**Written problem:** Extract all lines that hold the string "Lineup".

[Data records]

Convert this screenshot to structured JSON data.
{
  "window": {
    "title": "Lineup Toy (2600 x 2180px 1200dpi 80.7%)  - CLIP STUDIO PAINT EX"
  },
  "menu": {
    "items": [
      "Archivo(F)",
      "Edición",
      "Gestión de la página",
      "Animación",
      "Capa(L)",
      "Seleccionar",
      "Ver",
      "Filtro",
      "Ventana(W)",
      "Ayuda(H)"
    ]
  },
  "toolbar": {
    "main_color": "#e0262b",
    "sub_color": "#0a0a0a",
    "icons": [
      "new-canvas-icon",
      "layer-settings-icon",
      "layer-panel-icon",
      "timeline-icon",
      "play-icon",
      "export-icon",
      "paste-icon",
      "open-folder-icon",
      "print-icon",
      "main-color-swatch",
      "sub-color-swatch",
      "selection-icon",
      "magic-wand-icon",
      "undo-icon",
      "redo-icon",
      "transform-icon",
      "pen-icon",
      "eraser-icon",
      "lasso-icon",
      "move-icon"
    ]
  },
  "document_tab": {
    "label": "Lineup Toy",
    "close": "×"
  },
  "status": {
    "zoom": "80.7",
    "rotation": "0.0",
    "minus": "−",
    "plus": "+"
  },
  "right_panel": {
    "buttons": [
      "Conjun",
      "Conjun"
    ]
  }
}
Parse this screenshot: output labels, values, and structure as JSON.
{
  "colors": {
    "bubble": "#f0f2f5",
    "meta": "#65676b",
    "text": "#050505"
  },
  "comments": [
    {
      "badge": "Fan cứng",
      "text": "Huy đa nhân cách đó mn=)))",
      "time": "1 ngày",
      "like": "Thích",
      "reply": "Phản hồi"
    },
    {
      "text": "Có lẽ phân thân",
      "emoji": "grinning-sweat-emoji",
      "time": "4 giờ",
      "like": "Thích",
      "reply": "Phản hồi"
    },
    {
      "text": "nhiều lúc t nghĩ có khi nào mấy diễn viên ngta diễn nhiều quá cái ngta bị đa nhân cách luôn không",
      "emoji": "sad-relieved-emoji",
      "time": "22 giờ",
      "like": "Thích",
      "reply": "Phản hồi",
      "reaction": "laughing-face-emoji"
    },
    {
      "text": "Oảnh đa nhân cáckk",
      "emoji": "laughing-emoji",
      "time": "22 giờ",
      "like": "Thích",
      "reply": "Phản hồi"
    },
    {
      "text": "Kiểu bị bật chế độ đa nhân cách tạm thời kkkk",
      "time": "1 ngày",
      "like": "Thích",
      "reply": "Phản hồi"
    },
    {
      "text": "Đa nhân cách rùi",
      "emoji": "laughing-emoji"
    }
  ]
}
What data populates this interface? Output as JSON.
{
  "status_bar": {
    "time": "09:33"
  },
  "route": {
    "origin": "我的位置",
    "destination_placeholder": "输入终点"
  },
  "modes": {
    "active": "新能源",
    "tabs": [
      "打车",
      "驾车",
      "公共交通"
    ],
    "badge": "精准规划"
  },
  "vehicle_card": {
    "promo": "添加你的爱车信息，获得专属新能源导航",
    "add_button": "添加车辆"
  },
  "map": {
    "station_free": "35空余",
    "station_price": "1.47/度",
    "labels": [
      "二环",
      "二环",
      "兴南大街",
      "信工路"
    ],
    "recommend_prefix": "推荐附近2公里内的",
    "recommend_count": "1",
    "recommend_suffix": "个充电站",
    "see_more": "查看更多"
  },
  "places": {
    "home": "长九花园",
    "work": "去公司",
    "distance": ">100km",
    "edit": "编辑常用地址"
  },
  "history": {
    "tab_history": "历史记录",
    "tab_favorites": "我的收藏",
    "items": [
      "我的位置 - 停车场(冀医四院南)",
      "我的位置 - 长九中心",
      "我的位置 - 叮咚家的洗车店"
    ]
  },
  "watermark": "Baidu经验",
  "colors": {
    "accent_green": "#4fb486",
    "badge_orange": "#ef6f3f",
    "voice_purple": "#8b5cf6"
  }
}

**Reply to the task:**
    "title": "Lineup Toy (2600 x 2180px 1200dpi 80.7%)  - CLIP STUDIO PAINT EX"
    "label": "Lineup Toy",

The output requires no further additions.